● **Directive**: Below is a set of records; restate each one word for word.
*-*-*
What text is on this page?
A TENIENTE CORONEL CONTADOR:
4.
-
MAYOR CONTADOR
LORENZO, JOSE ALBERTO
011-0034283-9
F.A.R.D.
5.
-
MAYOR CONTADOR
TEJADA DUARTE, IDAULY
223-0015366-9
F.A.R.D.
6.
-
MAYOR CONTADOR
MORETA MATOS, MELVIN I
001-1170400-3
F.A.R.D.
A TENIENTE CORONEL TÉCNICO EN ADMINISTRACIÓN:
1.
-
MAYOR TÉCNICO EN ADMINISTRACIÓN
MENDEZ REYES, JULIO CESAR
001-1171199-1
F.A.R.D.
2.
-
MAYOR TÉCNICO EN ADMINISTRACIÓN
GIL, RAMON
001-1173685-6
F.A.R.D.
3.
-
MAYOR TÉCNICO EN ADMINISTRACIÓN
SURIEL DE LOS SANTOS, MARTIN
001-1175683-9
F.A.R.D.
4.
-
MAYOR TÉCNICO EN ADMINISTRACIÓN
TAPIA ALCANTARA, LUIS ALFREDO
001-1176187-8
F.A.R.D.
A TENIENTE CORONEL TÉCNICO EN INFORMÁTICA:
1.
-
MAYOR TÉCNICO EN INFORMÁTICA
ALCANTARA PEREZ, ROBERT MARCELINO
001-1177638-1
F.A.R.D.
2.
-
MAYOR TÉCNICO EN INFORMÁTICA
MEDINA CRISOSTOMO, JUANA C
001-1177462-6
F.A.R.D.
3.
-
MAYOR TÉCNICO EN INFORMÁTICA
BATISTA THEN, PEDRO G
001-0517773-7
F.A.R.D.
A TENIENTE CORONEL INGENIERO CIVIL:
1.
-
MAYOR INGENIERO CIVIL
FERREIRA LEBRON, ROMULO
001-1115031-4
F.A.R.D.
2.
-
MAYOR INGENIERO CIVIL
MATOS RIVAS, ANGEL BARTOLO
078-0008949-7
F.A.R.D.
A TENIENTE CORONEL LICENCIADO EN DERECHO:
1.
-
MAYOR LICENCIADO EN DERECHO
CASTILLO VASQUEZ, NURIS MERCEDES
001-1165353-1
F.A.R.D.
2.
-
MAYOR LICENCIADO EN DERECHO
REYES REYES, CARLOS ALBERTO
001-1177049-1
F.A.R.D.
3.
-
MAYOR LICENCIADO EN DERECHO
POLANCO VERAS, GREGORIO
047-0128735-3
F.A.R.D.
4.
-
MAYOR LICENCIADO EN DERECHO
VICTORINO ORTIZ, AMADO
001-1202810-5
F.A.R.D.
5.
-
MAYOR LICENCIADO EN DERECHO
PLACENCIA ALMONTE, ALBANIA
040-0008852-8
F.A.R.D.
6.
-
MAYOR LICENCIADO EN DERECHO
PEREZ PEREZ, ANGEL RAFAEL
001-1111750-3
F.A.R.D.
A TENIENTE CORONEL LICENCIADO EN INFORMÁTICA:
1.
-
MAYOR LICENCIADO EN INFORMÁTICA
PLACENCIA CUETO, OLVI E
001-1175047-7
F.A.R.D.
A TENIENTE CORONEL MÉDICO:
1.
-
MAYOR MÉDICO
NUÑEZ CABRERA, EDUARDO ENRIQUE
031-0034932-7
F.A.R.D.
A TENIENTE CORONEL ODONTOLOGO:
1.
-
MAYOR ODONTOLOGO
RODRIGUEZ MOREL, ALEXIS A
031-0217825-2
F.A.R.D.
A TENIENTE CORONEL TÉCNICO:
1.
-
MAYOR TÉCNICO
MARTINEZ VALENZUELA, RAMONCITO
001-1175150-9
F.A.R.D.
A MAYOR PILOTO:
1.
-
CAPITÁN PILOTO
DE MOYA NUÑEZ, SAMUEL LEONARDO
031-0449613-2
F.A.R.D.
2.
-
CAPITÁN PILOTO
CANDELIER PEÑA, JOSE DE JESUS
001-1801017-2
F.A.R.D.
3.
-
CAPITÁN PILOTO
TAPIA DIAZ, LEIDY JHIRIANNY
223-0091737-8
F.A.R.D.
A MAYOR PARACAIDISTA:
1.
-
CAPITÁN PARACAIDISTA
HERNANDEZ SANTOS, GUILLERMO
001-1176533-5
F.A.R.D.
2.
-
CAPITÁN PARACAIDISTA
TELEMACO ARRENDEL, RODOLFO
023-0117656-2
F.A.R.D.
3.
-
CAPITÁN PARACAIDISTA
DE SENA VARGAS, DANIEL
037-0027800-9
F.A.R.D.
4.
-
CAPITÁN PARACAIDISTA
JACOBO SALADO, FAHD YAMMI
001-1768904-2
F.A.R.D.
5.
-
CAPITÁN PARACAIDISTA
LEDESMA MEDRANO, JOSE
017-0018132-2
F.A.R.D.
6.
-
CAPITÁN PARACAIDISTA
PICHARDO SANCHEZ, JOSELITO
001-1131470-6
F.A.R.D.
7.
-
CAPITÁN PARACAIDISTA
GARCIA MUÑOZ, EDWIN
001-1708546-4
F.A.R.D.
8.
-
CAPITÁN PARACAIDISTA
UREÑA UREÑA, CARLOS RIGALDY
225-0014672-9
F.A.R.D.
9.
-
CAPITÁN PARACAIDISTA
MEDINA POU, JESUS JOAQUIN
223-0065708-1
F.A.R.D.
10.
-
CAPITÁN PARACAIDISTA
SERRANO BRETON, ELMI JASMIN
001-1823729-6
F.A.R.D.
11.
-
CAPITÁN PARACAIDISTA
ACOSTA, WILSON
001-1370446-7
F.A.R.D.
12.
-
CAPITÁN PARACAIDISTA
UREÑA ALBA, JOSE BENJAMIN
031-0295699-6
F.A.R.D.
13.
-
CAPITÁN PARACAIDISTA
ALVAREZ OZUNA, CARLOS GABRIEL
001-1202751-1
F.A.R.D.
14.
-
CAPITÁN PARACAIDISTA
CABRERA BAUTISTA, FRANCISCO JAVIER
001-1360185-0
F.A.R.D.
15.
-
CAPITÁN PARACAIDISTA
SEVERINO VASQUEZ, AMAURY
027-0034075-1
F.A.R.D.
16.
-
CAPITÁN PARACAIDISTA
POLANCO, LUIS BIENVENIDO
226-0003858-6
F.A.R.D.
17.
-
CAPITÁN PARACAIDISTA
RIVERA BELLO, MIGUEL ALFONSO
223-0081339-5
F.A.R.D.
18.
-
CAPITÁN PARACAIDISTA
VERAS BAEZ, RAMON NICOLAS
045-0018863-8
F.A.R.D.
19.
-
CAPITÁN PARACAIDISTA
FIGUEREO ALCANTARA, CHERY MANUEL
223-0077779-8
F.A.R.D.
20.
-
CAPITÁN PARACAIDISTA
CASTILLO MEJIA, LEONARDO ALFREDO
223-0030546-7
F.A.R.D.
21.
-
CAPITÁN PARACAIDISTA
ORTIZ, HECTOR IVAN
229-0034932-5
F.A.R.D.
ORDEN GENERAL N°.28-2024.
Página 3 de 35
*-*-*
● **Exercise answer**:
What text is on this page?
A TENIENTE CORONEL CONTADOR:
4.
-
MAYOR CONTADOR
LORENZO, JOSE ALBERTO
011-0034283-9
F.A.R.D.
5.
-
MAYOR CONTADOR
TEJADA DUARTE, IDAULY
223-0015366-9
F.A.R.D.
6.
-
MAYOR CONTADOR
MORETA MATOS, MELVIN I
001-1170400-3
F.A.R.D.
A TENIENTE CORONEL TÉCNICO EN ADMINISTRACIÓN:
1.
-
MAYOR TÉCNICO EN ADMINISTRACIÓN
MENDEZ REYES, JULIO CESAR
001-1171199-1
F.A.R.D.
2.
-
MAYOR TÉCNICO EN ADMINISTRACIÓN
GIL, RAMON
001-1173685-6
F.A.R.D.
3.
-
MAYOR TÉCNICO EN ADMINISTRACIÓN
SURIEL DE LOS SANTOS, MARTIN
001-1175683-9
F.A.R.D.
4.
-
MAYOR TÉCNICO EN ADMINISTRACIÓN
TAPIA ALCANTARA, LUIS ALFREDO
001-1176187-8
F.A.R.D.
A TENIENTE CORONEL TÉCNICO EN INFORMÁTICA:
1.
-
MAYOR TÉCNICO EN INFORMÁTICA
ALCANTARA PEREZ, ROBERT MARCELINO
001-1177638-1
F.A.R.D.
2.
-
MAYOR TÉCNICO EN INFORMÁTICA
MEDINA CRISOSTOMO, JUANA C
001-1177462-6
F.A.R.D.
3.
-
MAYOR TÉCNICO EN INFORMÁTICA
BATISTA THEN, PEDRO G
001-0517773-7
F.A.R.D.
A TENIENTE CORONEL INGENIERO CIVIL:
1.
-
MAYOR INGENIERO CIVIL
FERREIRA LEBRON, ROMULO
001-1115031-4
F.A.R.D.
2.
-
MAYOR INGENIERO CIVIL
MATOS RIVAS, ANGEL BARTOLO
078-0008949-7
F.A.R.D.
A TENIENTE CORONEL LICENCIADO EN DERECHO:
1.
-
MAYOR LICENCIADO EN DERECHO
CASTILLO VASQUEZ, NURIS MERCEDES
001-1165353-1
F.A.R.D.
2.
-
MAYOR LICENCIADO EN DERECHO
REYES REYES, CARLOS ALBERTO
001-1177049-1
F.A.R.D.
3.
-
MAYOR LICENCIADO EN DERECHO
POLANCO VERAS, GREGORIO
047-0128735-3
F.A.R.D.
4.
-
MAYOR LICENCIADO EN DERECHO
VICTORINO ORTIZ, AMADO
001-1202810-5
F.A.R.D.
5.
-
MAYOR LICENCIADO EN DERECHO
PLACENCIA ALMONTE, ALBANIA
040-0008852-8
F.A.R.D.
6.
-
MAYOR LICENCIADO EN DERECHO
PEREZ PEREZ, ANGEL RAFAEL
001-1111750-3
F.A.R.D.
A TENIENTE CORONEL LICENCIADO EN INFORMÁTICA:
1.
-
MAYOR LICENCIADO EN INFORMÁTICA
PLACENCIA CUETO, OLVI E
001-1175047-7
F.A.R.D.
A TENIENTE CORONEL MÉDICO:
1.
-
MAYOR MÉDICO
NUÑEZ CABRERA, EDUARDO ENRIQUE
031-0034932-7
F.A.R.D.
A TENIENTE CORONEL ODONTOLOGO:
1.
-
MAYOR ODONTOLOGO
RODRIGUEZ MOREL, ALEXIS A
031-0217825-2
F.A.R.D.
A TENIENTE CORONEL TÉCNICO:
1.
-
MAYOR TÉCNICO
MARTINEZ VALENZUELA, RAMONCITO
001-1175150-9
F.A.R.D.
A MAYOR PILOTO:
1.
-
CAPITÁN PILOTO
DE MOYA NUÑEZ, SAMUEL LEONARDO
031-0449613-2
F.A.R.D.
2.
-
CAPITÁN PILOTO
CANDELIER PEÑA, JOSE DE JESUS
001-1801017-2
F.A.R.D.
3.
-
CAPITÁN PILOTO
TAPIA DIAZ, LEIDY JHIRIANNY
223-0091737-8
F.A.R.D.
A MAYOR PARACAIDISTA:
1.
-
CAPITÁN PARACAIDISTA
HERNANDEZ SANTOS, GUILLERMO
001-1176533-5
F.A.R.D.
2.
-
CAPITÁN PARACAIDISTA
TELEMACO ARRENDEL, RODOLFO
023-0117656-2
F.A.R.D.
3.
-
CAPITÁN PARACAIDISTA
DE SENA VARGAS, DANIEL
037-0027800-9
F.A.R.D.
4.
-
CAPITÁN PARACAIDISTA
JACOBO SALADO, FAHD YAMMI
001-1768904-2
F.A.R.D.
5.
-
CAPITÁN PARACAIDISTA
LEDESMA MEDRANO, JOSE
017-0018132-2
F.A.R.D.
6.
-
CAPITÁN PARACAIDISTA
PICHARDO SANCHEZ, JOSELITO
001-1131470-6
F.A.R.D.
7.
-
CAPITÁN PARACAIDISTA
GARCIA MUÑOZ, EDWIN
001-1708546-4
F.A.R.D.
8.
-
CAPITÁN PARACAIDISTA
UREÑA UREÑA, CARLOS RIGALDY
225-0014672-9
F.A.R.D.
9.
-
CAPITÁN PARACAIDISTA
MEDINA POU, JESUS JOAQUIN
223-0065708-1
F.A.R.D.
10.
-
CAPITÁN PARACAIDISTA
SERRANO BRETON, ELMI JASMIN
001-1823729-6
F.A.R.D.
11.
-
CAPITÁN PARACAIDISTA
ACOSTA, WILSON
001-1370446-7
F.A.R.D.
12.
-
CAPITÁN PARACAIDISTA
UREÑA ALBA, JOSE BENJAMIN
031-0295699-6
F.A.R.D.
13.
-
CAPITÁN PARACAIDISTA
ALVAREZ OZUNA, CARLOS GABRIEL
001-1202751-1
F.A.R.D.
14.
-
CAPITÁN PARACAIDISTA
CABRERA BAUTISTA, FRANCISCO JAVIER
001-1360185-0
F.A.R.D.
15.
-
CAPITÁN PARACAIDISTA
SEVERINO VASQUEZ, AMAURY
027-0034075-1
F.A.R.D.
16.
-
CAPITÁN PARACAIDISTA
POLANCO, LUIS BIENVENIDO
226-0003858-6
F.A.R.D.
17.
-
CAPITÁN PARACAIDISTA
RIVERA BELLO, MIGUEL ALFONSO
223-0081339-5
F.A.R.D.
18.
-
CAPITÁN PARACAIDISTA
VERAS BAEZ, RAMON NICOLAS
045-0018863-8
F.A.R.D.
19.
-
CAPITÁN PARACAIDISTA
FIGUEREO ALCANTARA, CHERY MANUEL
223-0077779-8
F.A.R.D.
20.
-
CAPITÁN PARACAIDISTA
CASTILLO MEJIA, LEONARDO ALFREDO
223-0030546-7
F.A.R.D.
21.
-
CAPITÁN PARACAIDISTA
ORTIZ, HECTOR IVAN
229-0034932-5
F.A.R.D.
ORDEN GENERAL N°.28-2024.
Página 3 de 35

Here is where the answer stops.